## Required task
Repeat each entry as written and leave the images out of the copy.

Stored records
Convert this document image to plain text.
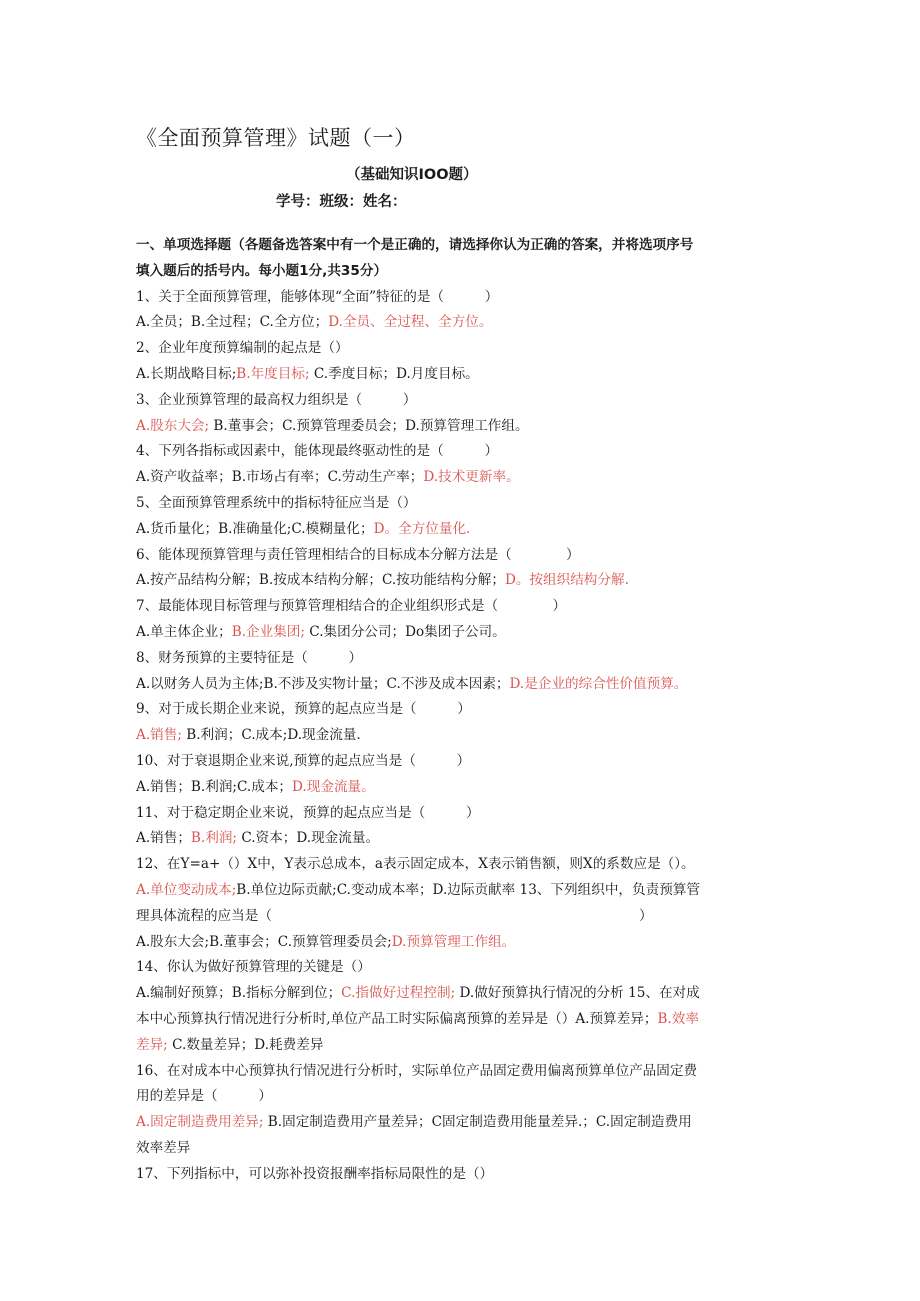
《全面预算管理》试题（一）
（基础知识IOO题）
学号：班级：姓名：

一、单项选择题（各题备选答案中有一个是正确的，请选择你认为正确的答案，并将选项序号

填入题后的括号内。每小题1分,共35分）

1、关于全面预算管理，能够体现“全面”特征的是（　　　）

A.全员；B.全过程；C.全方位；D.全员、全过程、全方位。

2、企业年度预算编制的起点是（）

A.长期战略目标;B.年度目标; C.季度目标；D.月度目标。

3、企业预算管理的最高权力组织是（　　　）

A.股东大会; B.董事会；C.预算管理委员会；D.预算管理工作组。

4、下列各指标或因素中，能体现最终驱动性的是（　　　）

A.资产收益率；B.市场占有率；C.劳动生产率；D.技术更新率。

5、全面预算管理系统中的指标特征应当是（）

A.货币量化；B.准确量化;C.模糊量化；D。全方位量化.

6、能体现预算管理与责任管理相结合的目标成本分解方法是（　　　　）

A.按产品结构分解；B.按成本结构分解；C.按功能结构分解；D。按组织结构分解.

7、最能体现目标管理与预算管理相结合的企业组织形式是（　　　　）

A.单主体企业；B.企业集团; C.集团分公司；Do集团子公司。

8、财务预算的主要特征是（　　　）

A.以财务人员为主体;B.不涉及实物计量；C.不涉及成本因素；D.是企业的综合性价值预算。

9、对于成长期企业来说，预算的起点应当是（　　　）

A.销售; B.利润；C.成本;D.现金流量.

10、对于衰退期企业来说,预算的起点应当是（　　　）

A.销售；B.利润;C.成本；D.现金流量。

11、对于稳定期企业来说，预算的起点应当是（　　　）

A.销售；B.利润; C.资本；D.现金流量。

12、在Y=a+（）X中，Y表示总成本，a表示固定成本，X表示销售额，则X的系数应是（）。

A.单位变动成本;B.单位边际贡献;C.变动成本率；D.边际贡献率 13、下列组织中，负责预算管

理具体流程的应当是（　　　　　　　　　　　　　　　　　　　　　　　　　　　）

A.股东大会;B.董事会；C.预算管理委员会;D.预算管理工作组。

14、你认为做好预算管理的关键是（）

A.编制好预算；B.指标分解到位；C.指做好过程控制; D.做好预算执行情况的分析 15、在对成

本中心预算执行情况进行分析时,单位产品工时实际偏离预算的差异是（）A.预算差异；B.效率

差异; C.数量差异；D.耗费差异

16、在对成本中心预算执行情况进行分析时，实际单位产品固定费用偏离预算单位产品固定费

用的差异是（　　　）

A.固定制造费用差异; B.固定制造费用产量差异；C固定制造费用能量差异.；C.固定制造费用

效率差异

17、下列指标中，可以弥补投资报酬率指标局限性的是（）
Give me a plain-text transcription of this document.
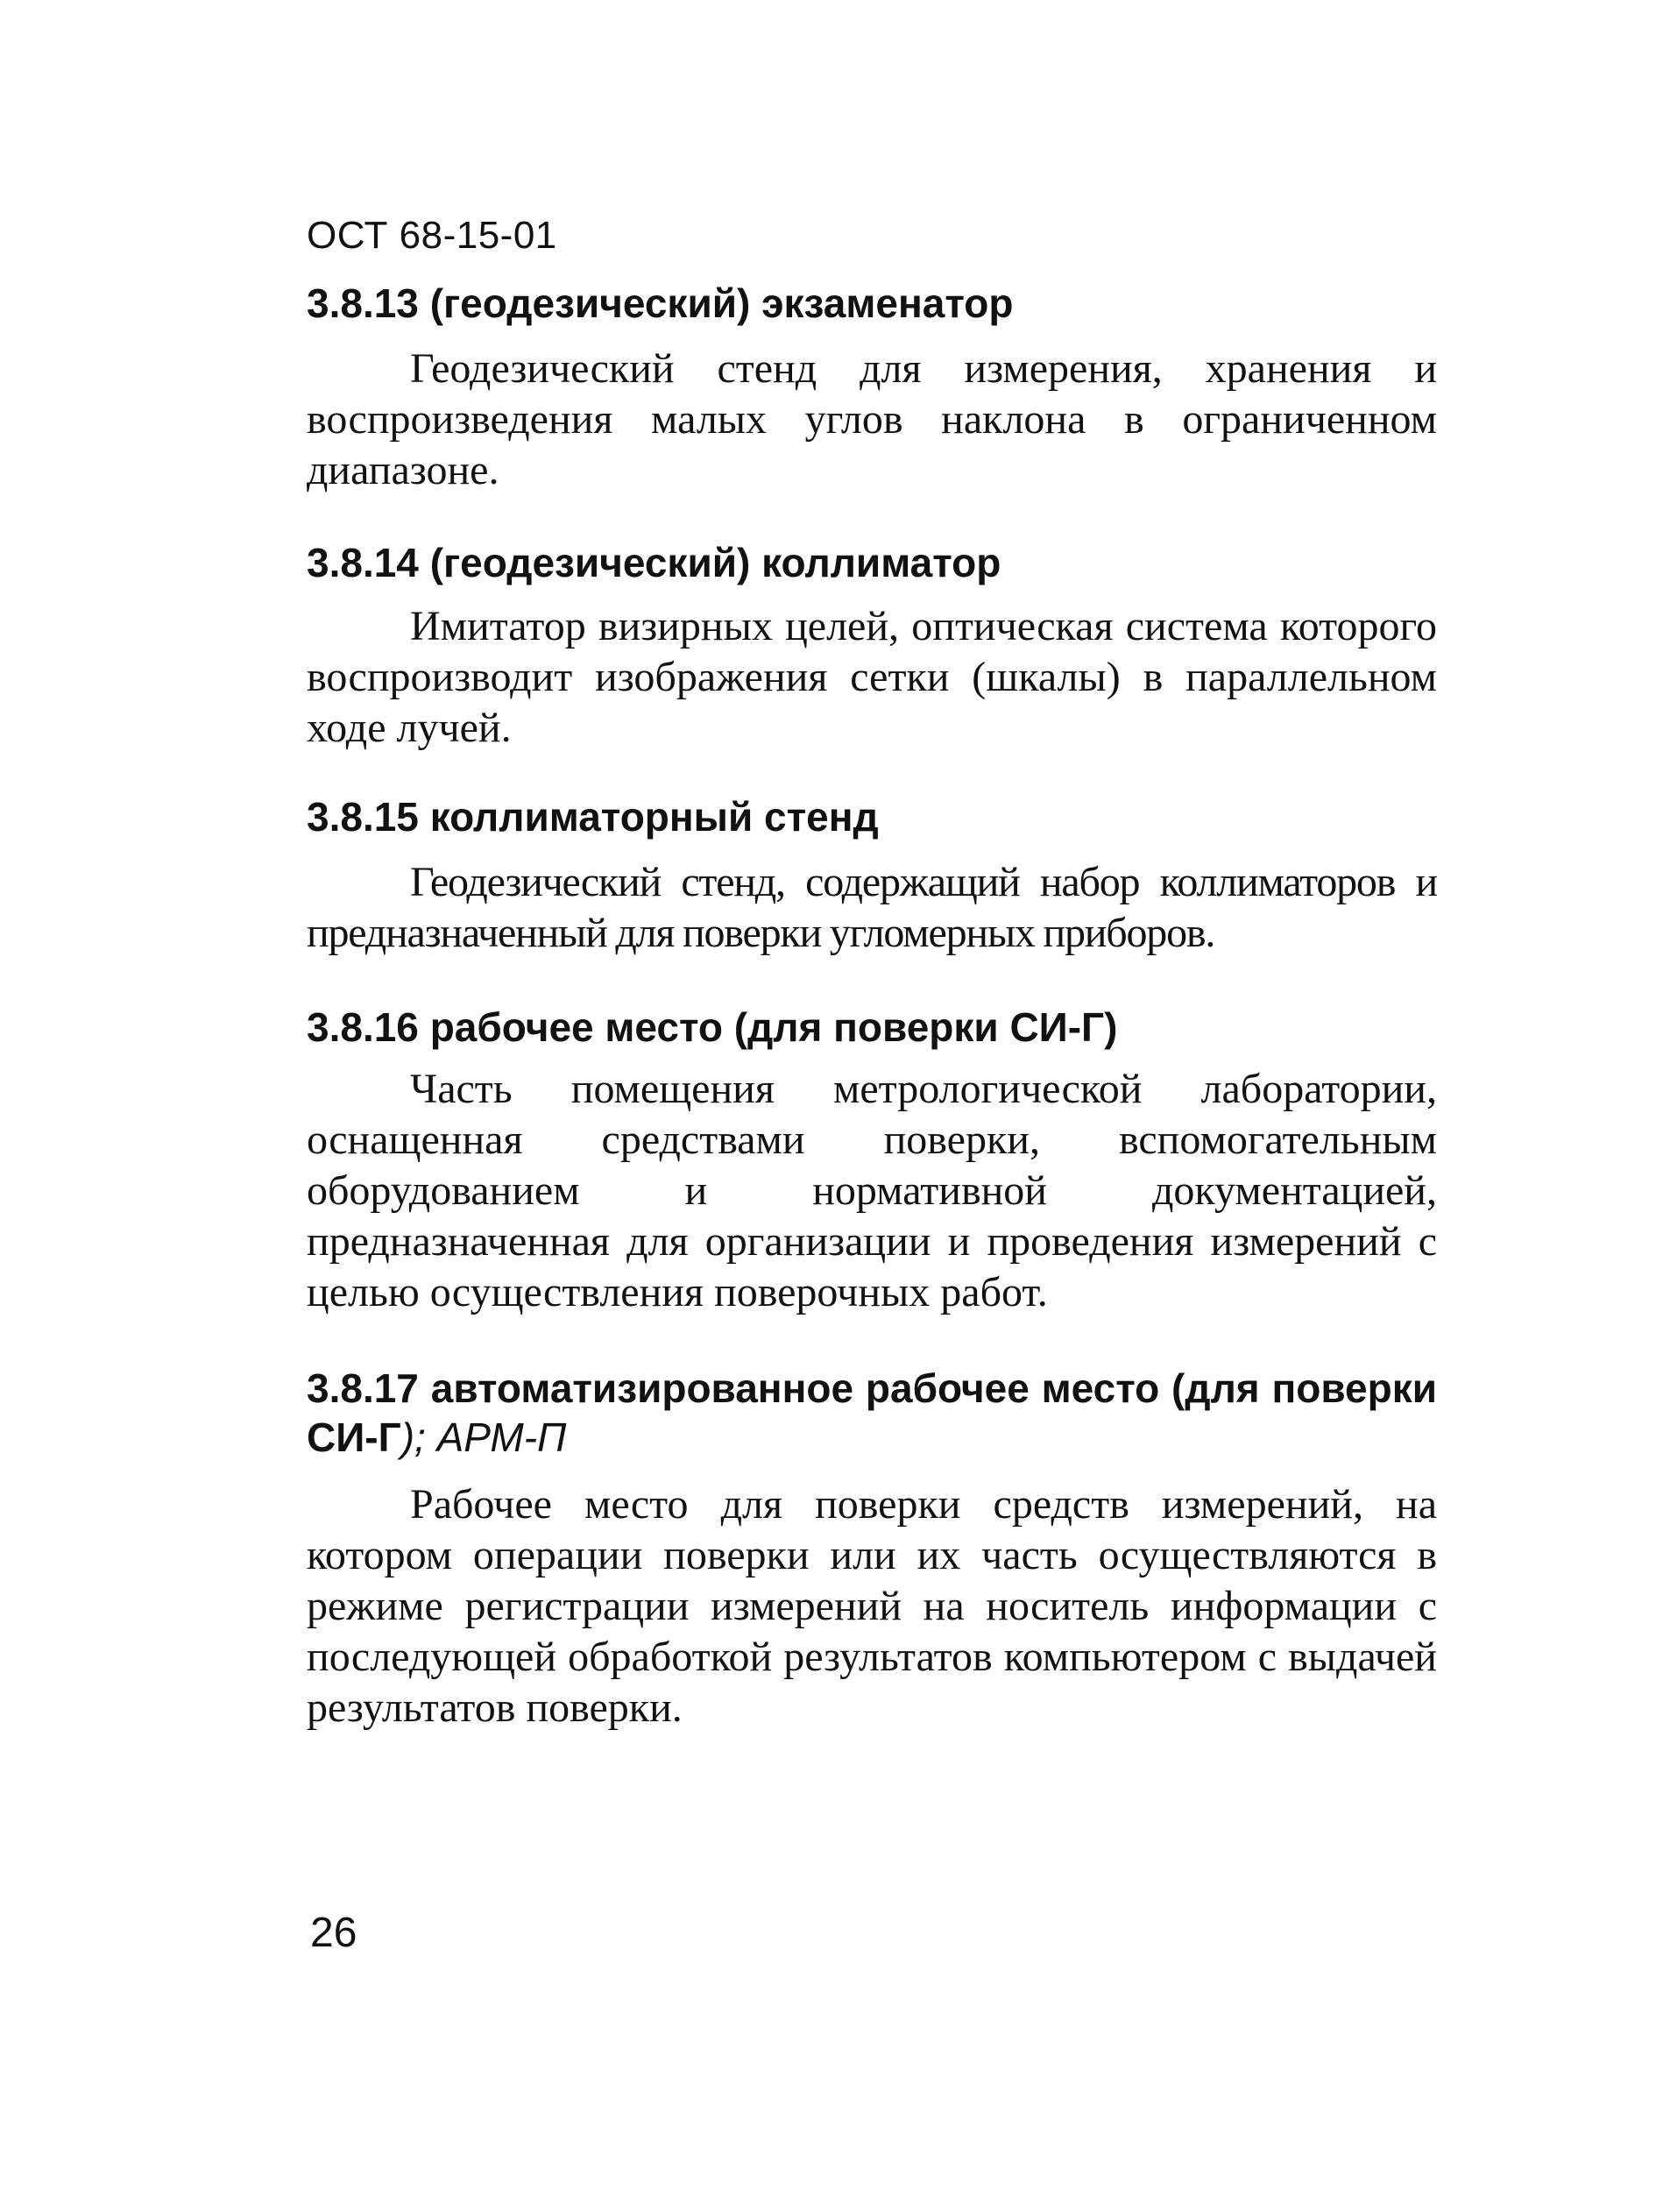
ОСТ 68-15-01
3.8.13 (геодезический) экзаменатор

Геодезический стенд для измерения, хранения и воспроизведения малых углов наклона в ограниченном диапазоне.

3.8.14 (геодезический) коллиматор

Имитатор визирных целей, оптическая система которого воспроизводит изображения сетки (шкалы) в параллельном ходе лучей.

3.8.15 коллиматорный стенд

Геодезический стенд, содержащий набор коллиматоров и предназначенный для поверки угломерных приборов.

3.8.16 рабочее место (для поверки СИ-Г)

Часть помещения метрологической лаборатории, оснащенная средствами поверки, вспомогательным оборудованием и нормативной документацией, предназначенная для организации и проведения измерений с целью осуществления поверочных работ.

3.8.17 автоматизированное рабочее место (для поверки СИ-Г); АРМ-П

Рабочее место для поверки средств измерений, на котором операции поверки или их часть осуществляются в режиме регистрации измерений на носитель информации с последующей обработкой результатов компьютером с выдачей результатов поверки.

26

## Written reply
Convert this document image to plain text.
《全面预算管理》试题（一）
（基础知识IOO题）
学号：班级：姓名：

一、单项选择题（各题备选答案中有一个是正确的，请选择你认为正确的答案，并将选项序号

填入题后的括号内。每小题1分,共35分）

1、关于全面预算管理，能够体现“全面”特征的是（　　　）

A.全员；B.全过程；C.全方位；D.全员、全过程、全方位。

2、企业年度预算编制的起点是（）

A.长期战略目标;B.年度目标; C.季度目标；D.月度目标。

3、企业预算管理的最高权力组织是（　　　）

A.股东大会; B.董事会；C.预算管理委员会；D.预算管理工作组。

4、下列各指标或因素中，能体现最终驱动性的是（　　　）

A.资产收益率；B.市场占有率；C.劳动生产率；D.技术更新率。

5、全面预算管理系统中的指标特征应当是（）

A.货币量化；B.准确量化;C.模糊量化；D。全方位量化.

6、能体现预算管理与责任管理相结合的目标成本分解方法是（　　　　）

A.按产品结构分解；B.按成本结构分解；C.按功能结构分解；D。按组织结构分解.

7、最能体现目标管理与预算管理相结合的企业组织形式是（　　　　）

A.单主体企业；B.企业集团; C.集团分公司；Do集团子公司。

8、财务预算的主要特征是（　　　）

A.以财务人员为主体;B.不涉及实物计量；C.不涉及成本因素；D.是企业的综合性价值预算。

9、对于成长期企业来说，预算的起点应当是（　　　）

A.销售; B.利润；C.成本;D.现金流量.

10、对于衰退期企业来说,预算的起点应当是（　　　）

A.销售；B.利润;C.成本；D.现金流量。

11、对于稳定期企业来说，预算的起点应当是（　　　）

A.销售；B.利润; C.资本；D.现金流量。

12、在Y=a+（）X中，Y表示总成本，a表示固定成本，X表示销售额，则X的系数应是（）。

A.单位变动成本;B.单位边际贡献;C.变动成本率；D.边际贡献率 13、下列组织中，负责预算管

理具体流程的应当是（　　　　　　　　　　　　　　　　　　　　　　　　　　　）

A.股东大会;B.董事会；C.预算管理委员会;D.预算管理工作组。

14、你认为做好预算管理的关键是（）

A.编制好预算；B.指标分解到位；C.指做好过程控制; D.做好预算执行情况的分析 15、在对成

本中心预算执行情况进行分析时,单位产品工时实际偏离预算的差异是（）A.预算差异；B.效率

差异; C.数量差异；D.耗费差异

16、在对成本中心预算执行情况进行分析时，实际单位产品固定费用偏离预算单位产品固定费

用的差异是（　　　）

A.固定制造费用差异; B.固定制造费用产量差异；C固定制造费用能量差异.；C.固定制造费用

效率差异

17、下列指标中，可以弥补投资报酬率指标局限性的是（）
Give me a plain-text transcription of this document.
ОСТ 68-15-01
3.8.13 (геодезический) экзаменатор

Геодезический стенд для измерения, хранения и воспроизведения малых углов наклона в ограниченном диапазоне.

3.8.14 (геодезический) коллиматор

Имитатор визирных целей, оптическая система которого воспроизводит изображения сетки (шкалы) в параллельном ходе лучей.

3.8.15 коллиматорный стенд

Геодезический стенд, содержащий набор коллиматоров и предназначенный для поверки угломерных приборов.

3.8.16 рабочее место (для поверки СИ-Г)

Часть помещения метрологической лаборатории, оснащенная средствами поверки, вспомогательным оборудованием и нормативной документацией, предназначенная для организации и проведения измерений с целью осуществления поверочных работ.

3.8.17 автоматизированное рабочее место (для поверки СИ-Г); АРМ-П

Рабочее место для поверки средств измерений, на котором операции поверки или их часть осуществляются в режиме регистрации измерений на носитель информации с последующей обработкой результатов компьютером с выдачей результатов поверки.

26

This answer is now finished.